Linux Fundamentals for Engineers

Namespaces Explained

An engineer asks: "What is a container, actually?" The usual answer, "a lightweight VM", is wrong. A container is not a virtualized machine. It is a normal Linux process that the kernel has lied to. The process sees a filesystem that is not the host's filesystem. It sees a network interface that does not exist outside of it. It sees PID 1 where there is no PID 1 on the host. It sees its own hostname, its own IPC, its own users. None of it is emulated, the kernel simply shows this process a custom view of reality.

The mechanism that enables those lies is namespaces. Seven of them, each isolating one kind of kernel resource. Once you understand namespaces as a list of seven things the kernel can lie about, containers stop being magic, they are a kernel feature you could invoke by hand from a shell. This lesson is that list: what each namespace isolates, how to see them on a running system, and how to build your own.

What a Namespace Is

A namespace is a kernel-level abstraction that isolates some class of global resource, so that the processes inside the namespace see a different instance of that resource than processes outside it. The kernel manages many global things: the set of PIDs, the set of mounts, the hostname, the routing table. A namespace says "make a separate set of these, visible only to members of this namespace."

Three operations define the interface:

clone() or unshare() with one or more CLONE_NEW* flags, creates a new namespace for the calling process.
setns(), move an existing process into an existing namespace.
Bind-mounting /proc/[pid]/ns/<kind>, pin a namespace so it outlives its last process (the core trick ip netns add uses).

Bounding box listing:
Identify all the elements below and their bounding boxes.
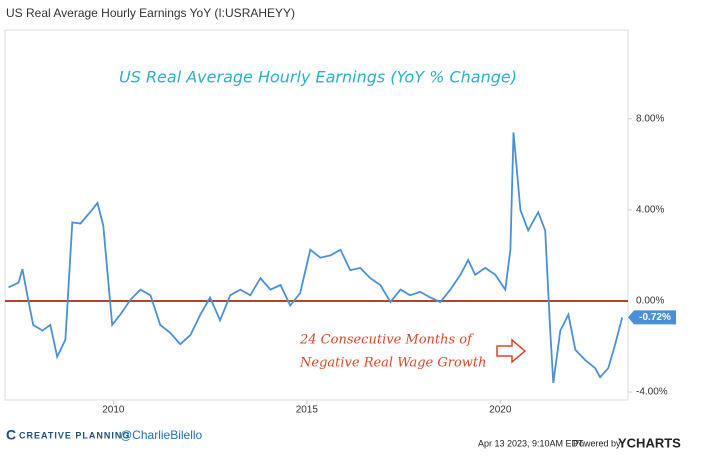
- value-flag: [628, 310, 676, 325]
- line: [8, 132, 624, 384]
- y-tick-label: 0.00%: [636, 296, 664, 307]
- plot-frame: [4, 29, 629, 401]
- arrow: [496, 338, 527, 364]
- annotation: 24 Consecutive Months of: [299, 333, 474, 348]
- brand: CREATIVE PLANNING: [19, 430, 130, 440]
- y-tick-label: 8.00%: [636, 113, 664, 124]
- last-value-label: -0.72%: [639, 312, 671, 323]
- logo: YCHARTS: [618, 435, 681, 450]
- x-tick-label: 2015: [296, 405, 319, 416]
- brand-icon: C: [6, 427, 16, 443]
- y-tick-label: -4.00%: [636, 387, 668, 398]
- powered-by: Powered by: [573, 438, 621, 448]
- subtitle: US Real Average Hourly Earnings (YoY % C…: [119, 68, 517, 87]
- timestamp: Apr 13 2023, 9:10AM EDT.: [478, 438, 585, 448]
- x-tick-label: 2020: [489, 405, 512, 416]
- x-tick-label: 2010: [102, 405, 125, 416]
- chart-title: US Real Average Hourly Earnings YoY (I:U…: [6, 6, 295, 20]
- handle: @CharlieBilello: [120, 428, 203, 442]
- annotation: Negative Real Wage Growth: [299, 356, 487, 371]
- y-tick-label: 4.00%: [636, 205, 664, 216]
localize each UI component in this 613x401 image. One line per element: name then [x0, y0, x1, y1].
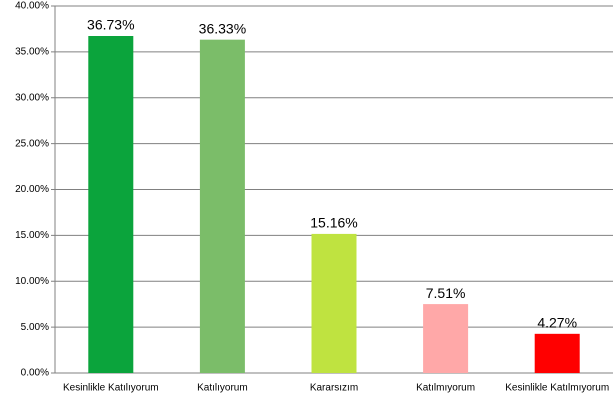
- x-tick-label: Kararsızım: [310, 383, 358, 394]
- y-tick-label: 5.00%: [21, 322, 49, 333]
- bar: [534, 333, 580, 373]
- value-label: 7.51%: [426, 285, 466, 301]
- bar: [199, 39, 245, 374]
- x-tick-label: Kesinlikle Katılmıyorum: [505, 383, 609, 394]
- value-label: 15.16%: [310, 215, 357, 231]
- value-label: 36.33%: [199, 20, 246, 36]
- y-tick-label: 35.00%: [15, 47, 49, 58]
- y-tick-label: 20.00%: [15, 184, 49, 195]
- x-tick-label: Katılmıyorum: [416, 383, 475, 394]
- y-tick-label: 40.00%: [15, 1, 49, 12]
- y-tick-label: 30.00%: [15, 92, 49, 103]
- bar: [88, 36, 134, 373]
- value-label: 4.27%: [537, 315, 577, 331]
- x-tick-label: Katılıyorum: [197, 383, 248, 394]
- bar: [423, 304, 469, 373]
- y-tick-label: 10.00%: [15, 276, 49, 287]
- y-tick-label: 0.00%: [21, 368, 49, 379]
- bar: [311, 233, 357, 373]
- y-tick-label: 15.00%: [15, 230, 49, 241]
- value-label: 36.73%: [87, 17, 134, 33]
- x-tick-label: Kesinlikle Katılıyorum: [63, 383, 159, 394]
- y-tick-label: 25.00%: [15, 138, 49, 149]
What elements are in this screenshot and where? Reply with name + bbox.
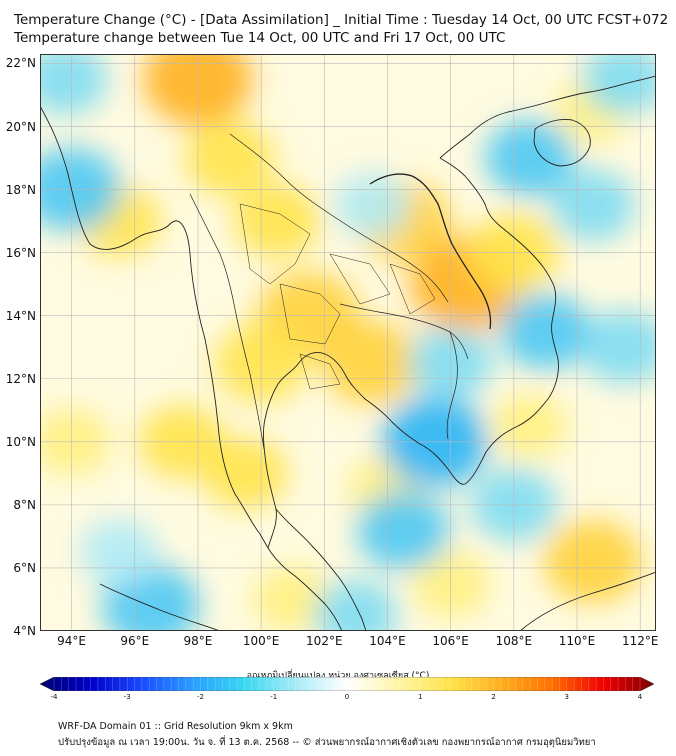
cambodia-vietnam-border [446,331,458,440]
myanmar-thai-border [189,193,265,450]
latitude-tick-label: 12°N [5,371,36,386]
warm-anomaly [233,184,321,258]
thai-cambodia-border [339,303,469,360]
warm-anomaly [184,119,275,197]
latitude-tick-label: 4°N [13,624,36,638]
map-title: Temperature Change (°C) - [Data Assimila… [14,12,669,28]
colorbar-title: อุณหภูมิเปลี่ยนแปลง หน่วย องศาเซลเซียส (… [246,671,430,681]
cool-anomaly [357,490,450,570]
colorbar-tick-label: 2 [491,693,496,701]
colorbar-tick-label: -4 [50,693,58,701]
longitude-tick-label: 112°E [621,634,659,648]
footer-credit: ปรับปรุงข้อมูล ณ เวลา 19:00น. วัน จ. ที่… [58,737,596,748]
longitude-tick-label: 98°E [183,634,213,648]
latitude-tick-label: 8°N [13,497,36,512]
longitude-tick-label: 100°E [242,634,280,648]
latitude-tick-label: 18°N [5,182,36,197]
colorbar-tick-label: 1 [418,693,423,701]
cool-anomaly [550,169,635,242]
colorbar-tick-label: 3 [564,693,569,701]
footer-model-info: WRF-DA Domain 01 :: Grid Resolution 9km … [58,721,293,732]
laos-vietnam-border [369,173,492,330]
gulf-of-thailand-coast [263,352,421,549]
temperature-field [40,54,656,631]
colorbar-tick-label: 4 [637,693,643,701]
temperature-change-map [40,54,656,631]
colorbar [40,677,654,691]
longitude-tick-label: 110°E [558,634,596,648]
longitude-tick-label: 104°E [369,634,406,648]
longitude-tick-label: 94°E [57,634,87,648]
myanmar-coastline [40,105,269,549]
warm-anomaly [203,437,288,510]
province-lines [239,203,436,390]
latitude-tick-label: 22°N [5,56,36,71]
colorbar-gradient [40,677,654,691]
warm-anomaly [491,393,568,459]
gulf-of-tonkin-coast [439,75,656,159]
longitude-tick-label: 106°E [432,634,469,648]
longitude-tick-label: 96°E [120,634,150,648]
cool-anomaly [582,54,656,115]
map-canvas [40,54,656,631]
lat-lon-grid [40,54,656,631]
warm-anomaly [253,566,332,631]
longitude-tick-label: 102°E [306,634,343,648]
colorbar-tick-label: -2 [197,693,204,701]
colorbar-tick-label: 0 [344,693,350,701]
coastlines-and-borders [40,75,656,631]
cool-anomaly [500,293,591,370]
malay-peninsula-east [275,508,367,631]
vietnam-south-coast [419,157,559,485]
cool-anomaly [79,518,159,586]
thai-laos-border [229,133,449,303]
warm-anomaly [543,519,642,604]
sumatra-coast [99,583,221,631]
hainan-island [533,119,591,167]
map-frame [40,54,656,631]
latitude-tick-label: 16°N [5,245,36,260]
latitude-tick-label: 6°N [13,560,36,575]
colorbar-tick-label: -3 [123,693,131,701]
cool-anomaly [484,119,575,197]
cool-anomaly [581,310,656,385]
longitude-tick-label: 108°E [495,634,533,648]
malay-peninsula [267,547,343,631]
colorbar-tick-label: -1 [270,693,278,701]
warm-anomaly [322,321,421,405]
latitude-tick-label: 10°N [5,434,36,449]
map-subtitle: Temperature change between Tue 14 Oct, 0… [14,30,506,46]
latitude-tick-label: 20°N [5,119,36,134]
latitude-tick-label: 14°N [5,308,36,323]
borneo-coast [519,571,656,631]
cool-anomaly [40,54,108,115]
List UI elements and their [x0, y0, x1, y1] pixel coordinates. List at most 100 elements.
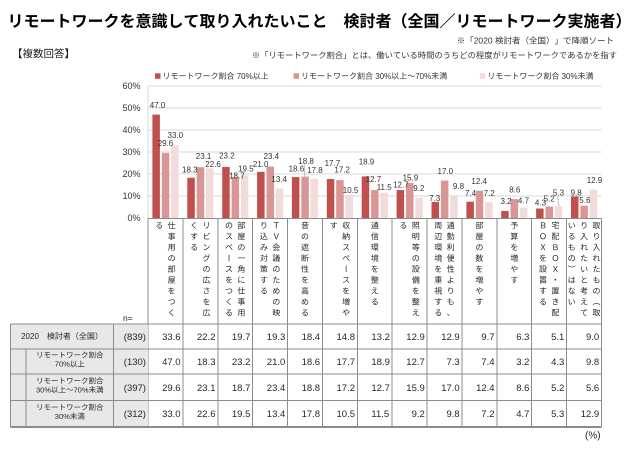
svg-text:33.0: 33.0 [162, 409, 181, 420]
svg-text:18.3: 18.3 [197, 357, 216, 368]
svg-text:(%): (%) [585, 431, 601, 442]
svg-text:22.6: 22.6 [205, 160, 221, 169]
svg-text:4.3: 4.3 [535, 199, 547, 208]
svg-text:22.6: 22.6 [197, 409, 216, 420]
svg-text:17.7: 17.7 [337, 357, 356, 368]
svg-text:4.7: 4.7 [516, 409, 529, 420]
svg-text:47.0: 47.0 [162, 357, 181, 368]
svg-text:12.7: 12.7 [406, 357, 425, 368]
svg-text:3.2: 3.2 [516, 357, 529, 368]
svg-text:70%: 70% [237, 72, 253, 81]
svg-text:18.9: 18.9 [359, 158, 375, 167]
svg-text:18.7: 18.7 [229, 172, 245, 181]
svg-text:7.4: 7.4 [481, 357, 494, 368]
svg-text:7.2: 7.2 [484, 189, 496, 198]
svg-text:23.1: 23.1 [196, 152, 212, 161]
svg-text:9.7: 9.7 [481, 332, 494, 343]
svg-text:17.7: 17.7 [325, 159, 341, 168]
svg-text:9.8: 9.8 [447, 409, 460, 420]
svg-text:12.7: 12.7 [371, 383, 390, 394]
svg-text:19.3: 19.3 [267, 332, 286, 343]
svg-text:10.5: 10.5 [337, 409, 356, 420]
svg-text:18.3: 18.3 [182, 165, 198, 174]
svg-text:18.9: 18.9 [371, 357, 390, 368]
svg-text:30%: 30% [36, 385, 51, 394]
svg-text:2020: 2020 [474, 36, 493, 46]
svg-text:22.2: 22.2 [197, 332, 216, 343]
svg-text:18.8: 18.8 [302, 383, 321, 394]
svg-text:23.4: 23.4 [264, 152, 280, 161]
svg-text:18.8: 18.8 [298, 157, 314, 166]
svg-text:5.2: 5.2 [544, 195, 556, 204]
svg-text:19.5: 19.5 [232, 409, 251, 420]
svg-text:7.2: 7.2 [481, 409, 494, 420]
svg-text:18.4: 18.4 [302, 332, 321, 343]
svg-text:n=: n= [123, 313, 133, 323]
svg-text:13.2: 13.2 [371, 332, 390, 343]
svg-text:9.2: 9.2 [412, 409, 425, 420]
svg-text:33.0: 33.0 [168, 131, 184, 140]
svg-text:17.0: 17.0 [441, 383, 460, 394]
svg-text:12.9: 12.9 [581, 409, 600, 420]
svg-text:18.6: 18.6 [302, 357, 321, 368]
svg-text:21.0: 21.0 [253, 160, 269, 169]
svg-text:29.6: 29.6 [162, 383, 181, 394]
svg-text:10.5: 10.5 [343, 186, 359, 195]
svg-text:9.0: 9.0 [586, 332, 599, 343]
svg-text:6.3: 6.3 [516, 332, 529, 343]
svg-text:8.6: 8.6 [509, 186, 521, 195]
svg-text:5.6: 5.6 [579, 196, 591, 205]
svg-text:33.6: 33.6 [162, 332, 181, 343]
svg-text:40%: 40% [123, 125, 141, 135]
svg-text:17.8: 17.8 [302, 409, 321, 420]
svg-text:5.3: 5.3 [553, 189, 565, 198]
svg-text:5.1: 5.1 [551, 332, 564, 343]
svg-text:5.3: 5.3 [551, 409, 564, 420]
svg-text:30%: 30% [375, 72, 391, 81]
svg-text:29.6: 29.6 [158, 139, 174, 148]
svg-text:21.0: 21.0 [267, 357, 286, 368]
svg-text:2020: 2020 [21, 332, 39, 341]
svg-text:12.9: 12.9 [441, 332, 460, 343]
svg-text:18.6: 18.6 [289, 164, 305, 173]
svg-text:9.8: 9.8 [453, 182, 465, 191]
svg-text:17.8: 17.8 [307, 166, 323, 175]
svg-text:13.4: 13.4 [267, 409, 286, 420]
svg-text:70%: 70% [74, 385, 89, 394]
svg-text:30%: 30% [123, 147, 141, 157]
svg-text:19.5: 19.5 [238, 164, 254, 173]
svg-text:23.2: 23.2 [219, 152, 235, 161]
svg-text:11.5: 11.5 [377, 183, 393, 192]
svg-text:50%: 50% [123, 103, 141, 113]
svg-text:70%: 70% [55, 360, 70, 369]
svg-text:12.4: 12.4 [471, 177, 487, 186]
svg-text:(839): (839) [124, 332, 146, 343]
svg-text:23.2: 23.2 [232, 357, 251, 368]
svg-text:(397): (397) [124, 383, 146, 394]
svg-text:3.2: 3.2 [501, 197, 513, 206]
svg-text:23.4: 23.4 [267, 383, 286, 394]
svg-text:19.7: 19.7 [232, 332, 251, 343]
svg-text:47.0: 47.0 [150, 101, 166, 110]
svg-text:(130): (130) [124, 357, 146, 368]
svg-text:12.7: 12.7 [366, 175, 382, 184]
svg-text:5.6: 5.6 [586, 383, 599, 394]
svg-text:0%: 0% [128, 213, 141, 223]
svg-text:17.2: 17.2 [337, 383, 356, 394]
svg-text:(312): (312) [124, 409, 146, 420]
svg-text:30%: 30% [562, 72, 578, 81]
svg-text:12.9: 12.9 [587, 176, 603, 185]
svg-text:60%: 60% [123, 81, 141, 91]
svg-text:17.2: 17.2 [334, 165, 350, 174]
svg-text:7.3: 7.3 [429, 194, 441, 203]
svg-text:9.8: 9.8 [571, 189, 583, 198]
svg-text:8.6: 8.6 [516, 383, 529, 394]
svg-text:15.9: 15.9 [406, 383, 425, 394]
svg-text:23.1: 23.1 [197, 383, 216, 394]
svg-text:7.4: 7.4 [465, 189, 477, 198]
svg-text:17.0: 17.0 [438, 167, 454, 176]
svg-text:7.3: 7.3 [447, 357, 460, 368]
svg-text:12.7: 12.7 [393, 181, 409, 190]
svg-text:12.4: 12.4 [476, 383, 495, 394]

SET TASKS
1. Could you reproduce the passage on Linux namespaces from "clone() or unshare()" through "netns add uses).", swapping "process" for "task" throughout?
2. How would you carry on the passage on Linux namespaces from the point where it stops?

IN RESPONSE
1.
clone() or unshare() with one or more CLONE_NEW* flags, creates a new namespace for the calling task.
setns(), move an existing task into an existing namespace.
Bind-mounting /proc/[pid]/ns/<kind>, pin a namespace so it outlives its last task (the core trick ip netns add uses).

2.
Every process belongs to one namespace per kind. Linux has seven kinds:

Namespace	`CLONE_NEW*` flag	What it isolates
`mnt`	`CLONE_NEWNS`	The mount table, what is mounted where
`pid`	`CLONE_NEWPID`	The PID number space, who is PID 1
`net`	`CLONE_NEWNET`	Network interfaces, routing tables, firewall rules, sockets
`ipc`	`CLONE_NEWIPC`	System V IPC, POSIX message queues
`uts`	`CLONE_NEWUTS`	Hostname and NIS domain name
`user`	`CLONE_NEWUSER`	User and group IDs, capabilities
`cgroup`	`CLONE_NEWCGROUP`	The view into `/sys/fs/cgroup`
`time` (newer)	`CLONE_NEWTIME`	The monotonic and boot clocks (available but rarely used)

KEY CONCEPT

A container is a process (and its children) that belongs to a set of namespaces different from the host's. That is the entire definition. Everything else a container runtime does, pulling images, setting up overlay mounts, configuring networking, applying seccomp filters, is plumbing around the core idea: clone a process with new namespaces, then make sure the inside looks the way you want.

Seeing Namespaces on a Live System

Every process has a /proc/[pid]/ns/ directory with a symlink per namespace kind. The symlink's target contains a unique inode, two processes with the same inode are in the same namespace.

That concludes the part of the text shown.